### Exercise directions
Filter the entries that follow, copying every line in which the word "this" appears.

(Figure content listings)
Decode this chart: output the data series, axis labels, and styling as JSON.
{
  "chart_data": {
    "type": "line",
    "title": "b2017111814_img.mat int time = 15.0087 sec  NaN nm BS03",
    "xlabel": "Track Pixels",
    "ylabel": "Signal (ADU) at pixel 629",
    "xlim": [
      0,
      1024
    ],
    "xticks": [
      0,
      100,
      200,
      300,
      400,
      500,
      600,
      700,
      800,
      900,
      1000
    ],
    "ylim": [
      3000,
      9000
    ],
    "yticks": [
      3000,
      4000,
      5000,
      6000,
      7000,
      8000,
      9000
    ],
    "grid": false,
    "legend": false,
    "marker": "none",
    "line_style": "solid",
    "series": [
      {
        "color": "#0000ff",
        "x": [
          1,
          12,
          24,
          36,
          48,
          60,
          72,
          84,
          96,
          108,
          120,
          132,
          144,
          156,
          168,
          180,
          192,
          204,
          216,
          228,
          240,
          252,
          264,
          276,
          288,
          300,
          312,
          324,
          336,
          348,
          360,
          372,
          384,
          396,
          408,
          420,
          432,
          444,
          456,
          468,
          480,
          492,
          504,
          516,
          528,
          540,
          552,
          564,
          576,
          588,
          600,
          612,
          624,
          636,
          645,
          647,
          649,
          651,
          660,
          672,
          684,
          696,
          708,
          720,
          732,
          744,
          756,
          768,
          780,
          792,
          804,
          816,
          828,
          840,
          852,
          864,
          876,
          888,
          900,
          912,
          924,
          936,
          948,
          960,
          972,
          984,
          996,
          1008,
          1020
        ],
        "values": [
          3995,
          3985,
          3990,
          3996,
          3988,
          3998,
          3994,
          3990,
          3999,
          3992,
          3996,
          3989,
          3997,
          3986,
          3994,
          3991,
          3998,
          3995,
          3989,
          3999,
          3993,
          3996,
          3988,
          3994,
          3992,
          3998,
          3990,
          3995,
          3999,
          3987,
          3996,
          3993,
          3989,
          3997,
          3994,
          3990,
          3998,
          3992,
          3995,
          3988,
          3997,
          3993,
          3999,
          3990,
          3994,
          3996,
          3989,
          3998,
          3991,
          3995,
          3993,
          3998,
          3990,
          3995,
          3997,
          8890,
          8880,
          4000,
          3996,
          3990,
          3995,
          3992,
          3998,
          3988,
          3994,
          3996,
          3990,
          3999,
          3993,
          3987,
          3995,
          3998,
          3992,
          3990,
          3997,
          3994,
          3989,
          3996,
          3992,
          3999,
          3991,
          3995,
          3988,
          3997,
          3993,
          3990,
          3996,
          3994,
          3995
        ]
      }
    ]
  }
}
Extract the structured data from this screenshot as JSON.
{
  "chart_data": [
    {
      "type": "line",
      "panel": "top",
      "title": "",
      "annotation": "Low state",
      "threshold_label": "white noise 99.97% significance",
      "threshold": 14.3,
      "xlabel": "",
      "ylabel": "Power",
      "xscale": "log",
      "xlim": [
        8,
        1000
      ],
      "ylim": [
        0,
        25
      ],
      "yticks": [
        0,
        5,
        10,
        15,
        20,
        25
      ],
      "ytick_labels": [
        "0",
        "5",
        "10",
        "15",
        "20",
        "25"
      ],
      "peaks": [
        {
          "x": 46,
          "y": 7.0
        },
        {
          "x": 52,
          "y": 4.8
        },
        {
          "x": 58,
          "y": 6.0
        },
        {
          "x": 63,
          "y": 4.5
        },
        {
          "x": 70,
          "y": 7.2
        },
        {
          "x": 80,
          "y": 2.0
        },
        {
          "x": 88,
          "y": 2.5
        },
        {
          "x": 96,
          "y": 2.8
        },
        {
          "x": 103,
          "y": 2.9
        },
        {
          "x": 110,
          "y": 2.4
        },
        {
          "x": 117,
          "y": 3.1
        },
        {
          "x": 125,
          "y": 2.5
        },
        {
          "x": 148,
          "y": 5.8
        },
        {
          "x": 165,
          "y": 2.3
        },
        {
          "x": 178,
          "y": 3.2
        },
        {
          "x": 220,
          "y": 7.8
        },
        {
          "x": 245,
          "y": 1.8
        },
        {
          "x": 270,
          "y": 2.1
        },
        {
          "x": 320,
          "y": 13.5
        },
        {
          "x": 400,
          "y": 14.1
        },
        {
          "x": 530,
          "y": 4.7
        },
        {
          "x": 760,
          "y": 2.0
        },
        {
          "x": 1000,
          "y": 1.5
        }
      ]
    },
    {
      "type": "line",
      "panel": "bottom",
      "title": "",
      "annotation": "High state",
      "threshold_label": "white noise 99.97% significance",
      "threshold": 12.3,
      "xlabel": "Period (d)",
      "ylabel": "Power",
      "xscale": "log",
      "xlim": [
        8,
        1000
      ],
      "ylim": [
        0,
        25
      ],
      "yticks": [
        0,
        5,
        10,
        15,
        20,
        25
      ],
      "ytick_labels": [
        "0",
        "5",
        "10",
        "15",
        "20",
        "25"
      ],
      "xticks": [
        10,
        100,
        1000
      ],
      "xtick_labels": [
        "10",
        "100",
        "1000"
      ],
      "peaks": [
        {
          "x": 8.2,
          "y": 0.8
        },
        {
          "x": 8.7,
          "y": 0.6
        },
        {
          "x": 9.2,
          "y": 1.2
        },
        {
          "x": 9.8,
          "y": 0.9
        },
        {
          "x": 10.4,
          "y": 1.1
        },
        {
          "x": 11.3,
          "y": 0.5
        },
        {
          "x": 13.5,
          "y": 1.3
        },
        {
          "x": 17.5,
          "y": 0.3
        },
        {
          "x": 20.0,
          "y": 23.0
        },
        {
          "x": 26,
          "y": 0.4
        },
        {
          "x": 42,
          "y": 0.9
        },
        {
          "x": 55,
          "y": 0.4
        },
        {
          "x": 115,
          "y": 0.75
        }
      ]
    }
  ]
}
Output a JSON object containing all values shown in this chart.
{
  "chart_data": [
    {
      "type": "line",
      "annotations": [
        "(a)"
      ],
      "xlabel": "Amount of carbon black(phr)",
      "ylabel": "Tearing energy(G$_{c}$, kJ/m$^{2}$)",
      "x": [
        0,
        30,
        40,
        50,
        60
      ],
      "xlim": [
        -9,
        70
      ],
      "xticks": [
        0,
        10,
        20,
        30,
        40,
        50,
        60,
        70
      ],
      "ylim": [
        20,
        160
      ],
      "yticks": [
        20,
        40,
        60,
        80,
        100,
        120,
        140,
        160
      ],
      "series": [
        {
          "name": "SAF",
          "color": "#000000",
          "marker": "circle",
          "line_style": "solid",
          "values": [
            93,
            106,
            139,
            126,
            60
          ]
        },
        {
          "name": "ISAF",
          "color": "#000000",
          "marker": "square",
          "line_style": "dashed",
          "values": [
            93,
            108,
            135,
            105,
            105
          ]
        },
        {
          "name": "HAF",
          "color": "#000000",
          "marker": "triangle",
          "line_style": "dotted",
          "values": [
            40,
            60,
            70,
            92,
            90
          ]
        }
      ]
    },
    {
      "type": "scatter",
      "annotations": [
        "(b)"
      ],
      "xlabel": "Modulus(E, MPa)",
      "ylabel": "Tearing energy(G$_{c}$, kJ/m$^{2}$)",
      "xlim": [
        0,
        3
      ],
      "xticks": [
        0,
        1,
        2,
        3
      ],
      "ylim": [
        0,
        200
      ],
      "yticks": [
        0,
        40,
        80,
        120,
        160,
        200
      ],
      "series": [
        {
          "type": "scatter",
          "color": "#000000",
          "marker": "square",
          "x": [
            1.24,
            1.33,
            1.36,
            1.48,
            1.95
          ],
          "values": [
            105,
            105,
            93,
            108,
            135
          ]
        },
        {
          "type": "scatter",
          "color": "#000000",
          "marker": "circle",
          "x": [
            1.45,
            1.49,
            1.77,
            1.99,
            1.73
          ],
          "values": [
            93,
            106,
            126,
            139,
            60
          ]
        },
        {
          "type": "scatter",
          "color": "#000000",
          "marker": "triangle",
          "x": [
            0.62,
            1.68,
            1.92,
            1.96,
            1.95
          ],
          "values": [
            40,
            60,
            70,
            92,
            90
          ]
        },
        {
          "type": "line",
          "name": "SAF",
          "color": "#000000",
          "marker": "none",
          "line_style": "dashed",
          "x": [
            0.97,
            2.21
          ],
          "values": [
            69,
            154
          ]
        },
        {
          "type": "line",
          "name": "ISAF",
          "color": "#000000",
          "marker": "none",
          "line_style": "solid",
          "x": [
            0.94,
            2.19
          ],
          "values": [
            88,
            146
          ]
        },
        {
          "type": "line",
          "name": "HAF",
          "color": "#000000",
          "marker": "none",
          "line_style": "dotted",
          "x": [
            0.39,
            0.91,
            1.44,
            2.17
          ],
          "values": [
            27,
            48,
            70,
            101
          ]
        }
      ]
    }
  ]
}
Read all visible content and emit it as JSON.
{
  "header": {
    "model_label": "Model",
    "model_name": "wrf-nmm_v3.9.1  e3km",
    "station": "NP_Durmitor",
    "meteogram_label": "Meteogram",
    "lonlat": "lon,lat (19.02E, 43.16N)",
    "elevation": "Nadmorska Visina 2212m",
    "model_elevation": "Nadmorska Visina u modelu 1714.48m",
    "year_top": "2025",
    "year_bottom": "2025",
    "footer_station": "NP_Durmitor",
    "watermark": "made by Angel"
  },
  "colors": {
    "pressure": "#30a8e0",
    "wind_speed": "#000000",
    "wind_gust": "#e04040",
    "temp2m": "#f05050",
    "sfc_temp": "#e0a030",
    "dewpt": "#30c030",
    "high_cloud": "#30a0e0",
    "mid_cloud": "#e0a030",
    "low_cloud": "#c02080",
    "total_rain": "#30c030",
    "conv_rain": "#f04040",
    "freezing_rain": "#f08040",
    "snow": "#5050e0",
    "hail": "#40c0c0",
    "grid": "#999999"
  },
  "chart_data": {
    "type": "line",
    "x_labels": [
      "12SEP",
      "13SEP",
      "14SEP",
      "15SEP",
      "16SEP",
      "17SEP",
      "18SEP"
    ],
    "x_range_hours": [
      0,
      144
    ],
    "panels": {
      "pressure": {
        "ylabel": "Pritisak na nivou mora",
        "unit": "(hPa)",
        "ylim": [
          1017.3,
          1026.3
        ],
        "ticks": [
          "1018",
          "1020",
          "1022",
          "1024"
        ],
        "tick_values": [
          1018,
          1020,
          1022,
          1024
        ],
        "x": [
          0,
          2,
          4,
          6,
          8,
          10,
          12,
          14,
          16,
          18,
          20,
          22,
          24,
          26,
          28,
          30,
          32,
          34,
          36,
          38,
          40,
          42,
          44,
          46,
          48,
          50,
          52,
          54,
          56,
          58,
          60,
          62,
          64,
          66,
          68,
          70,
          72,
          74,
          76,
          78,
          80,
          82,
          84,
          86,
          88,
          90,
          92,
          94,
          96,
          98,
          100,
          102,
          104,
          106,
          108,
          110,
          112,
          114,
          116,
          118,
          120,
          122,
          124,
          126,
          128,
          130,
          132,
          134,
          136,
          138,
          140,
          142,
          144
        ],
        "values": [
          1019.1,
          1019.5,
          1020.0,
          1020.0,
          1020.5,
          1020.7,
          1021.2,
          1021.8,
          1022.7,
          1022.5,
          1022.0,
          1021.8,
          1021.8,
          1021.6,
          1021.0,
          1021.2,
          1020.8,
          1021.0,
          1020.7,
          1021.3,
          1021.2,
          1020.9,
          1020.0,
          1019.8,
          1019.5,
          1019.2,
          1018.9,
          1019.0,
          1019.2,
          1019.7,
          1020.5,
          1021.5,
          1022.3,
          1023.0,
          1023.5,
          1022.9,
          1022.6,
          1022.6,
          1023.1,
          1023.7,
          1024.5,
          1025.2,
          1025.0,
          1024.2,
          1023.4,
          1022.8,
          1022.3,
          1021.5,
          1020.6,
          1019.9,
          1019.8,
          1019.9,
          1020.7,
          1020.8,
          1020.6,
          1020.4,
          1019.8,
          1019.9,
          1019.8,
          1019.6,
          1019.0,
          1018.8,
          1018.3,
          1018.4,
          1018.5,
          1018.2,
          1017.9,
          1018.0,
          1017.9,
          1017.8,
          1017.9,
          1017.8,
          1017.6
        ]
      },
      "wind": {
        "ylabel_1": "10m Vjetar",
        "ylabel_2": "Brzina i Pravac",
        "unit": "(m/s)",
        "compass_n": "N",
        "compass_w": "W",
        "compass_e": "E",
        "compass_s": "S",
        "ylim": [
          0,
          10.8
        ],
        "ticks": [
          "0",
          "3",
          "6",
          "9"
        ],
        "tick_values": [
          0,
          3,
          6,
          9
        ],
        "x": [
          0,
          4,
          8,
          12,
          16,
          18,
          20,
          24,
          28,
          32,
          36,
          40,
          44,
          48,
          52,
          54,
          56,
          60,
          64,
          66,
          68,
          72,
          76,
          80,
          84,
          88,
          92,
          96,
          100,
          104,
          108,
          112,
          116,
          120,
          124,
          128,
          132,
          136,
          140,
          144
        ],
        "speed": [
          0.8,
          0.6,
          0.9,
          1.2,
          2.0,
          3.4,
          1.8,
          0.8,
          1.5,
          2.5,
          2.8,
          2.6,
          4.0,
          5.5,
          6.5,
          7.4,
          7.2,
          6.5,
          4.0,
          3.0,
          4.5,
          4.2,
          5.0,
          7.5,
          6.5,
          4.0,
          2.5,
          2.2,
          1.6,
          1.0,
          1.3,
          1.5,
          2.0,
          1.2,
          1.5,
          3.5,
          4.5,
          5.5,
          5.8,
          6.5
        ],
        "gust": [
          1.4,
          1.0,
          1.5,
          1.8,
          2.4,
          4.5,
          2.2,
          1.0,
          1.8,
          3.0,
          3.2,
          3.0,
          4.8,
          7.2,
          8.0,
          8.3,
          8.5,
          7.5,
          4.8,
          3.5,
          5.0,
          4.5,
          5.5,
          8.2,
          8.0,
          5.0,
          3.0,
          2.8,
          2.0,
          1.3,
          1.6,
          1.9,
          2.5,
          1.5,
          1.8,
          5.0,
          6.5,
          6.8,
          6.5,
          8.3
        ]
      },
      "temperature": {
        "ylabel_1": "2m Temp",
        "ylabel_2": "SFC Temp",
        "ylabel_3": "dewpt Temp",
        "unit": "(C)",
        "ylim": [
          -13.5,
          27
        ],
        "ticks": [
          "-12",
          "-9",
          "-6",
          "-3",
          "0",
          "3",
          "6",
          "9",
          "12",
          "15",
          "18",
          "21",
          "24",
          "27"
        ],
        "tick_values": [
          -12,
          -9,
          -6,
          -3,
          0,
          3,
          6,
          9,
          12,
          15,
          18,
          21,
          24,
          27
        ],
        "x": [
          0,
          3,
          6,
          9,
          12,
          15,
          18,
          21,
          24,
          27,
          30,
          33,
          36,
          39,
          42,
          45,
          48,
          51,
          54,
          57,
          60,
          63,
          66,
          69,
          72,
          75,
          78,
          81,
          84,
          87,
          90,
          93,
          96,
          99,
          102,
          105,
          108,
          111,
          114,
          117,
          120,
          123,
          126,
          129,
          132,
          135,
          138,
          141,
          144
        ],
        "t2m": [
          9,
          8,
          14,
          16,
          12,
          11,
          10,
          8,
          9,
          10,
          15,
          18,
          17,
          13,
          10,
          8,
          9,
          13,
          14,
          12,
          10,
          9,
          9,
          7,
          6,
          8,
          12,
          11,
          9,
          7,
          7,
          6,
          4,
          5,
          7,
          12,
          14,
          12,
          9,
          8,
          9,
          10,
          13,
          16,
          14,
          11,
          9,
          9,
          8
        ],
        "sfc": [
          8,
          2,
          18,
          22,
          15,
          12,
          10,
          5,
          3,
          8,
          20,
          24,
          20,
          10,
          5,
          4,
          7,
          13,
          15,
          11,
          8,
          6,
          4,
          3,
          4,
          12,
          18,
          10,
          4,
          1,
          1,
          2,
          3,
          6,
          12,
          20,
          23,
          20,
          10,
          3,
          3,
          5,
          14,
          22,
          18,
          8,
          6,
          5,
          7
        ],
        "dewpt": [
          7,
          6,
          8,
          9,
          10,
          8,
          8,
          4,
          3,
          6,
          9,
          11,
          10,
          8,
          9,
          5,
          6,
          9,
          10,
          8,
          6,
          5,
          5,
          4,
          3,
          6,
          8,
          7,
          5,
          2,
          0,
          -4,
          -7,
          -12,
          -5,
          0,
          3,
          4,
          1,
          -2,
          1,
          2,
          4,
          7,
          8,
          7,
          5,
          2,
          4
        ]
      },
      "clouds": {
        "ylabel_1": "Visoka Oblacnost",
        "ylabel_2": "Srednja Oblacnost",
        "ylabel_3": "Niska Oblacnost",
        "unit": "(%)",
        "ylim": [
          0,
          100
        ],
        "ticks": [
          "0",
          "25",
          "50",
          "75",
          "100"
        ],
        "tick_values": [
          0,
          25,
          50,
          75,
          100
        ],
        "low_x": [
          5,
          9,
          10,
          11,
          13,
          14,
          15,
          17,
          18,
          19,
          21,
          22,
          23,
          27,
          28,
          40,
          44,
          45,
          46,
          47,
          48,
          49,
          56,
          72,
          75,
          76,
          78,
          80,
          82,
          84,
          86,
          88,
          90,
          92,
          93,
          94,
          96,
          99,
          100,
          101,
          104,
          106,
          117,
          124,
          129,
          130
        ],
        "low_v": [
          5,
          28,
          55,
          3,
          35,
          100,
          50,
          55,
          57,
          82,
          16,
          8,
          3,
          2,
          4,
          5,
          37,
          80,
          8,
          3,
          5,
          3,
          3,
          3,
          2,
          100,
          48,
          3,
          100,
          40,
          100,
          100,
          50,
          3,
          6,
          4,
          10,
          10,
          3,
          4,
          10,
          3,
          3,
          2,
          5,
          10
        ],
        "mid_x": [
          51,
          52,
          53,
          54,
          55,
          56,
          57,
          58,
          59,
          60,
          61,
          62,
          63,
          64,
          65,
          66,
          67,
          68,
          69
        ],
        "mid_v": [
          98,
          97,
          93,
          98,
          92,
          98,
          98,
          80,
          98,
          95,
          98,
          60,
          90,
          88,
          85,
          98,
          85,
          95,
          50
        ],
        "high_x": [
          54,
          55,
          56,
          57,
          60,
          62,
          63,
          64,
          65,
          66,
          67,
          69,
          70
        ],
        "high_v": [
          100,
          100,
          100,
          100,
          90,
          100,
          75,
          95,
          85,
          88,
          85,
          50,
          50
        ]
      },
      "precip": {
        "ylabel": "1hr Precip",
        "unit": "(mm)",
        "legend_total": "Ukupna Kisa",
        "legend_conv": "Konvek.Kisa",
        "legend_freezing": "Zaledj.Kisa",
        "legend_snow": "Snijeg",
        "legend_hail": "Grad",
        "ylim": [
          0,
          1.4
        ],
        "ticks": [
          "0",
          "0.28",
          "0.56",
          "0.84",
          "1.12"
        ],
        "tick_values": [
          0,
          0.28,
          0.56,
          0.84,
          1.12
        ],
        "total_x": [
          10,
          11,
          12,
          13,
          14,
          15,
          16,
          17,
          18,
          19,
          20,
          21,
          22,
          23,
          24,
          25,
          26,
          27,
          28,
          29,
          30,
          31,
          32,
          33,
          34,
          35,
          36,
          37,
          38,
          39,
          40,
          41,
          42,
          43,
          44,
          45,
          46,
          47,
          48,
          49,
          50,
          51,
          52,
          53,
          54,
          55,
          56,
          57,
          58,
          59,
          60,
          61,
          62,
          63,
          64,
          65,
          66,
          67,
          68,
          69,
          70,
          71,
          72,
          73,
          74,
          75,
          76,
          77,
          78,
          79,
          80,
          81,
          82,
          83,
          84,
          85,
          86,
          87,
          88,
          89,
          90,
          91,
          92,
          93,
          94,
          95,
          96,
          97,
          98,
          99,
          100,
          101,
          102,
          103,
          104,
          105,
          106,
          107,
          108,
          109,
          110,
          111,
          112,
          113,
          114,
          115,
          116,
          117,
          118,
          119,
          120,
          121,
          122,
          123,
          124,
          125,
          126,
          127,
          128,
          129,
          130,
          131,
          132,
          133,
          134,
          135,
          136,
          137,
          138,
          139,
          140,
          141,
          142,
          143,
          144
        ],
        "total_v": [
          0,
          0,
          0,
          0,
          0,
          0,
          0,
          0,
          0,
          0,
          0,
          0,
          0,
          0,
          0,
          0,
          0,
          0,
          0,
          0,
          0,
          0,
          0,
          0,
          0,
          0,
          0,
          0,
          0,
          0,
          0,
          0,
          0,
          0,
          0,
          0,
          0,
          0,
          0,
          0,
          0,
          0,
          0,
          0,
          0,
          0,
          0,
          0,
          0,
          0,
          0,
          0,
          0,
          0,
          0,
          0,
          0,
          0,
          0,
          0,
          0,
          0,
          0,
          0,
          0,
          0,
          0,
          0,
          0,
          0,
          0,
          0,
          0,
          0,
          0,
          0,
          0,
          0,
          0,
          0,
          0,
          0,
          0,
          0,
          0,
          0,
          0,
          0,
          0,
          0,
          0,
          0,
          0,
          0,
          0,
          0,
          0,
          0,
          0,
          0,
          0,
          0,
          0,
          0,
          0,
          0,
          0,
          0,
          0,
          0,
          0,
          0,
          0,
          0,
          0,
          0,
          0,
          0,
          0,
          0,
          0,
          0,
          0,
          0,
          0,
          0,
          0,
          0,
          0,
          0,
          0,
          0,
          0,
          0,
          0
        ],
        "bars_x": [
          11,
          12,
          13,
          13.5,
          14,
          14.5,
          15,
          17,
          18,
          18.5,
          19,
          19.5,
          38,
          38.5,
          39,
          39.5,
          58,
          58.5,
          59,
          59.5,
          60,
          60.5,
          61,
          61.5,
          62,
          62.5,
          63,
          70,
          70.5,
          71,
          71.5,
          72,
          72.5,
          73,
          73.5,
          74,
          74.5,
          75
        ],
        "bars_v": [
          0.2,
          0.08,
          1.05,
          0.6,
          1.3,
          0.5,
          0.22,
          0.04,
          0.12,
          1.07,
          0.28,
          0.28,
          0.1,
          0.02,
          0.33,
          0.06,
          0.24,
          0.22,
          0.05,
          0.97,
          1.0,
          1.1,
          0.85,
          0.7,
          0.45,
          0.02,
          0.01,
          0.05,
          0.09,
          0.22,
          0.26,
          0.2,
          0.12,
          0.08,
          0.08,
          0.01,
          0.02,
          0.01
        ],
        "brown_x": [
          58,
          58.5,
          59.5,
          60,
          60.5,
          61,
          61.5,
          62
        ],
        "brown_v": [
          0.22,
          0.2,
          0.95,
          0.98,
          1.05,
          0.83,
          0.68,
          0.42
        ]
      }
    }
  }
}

### Solution below
Decode this chart: output the data series, axis labels, and styling as JSON.
Extract the structured data from this screenshot as JSON.
Output a JSON object containing all values shown in this chart.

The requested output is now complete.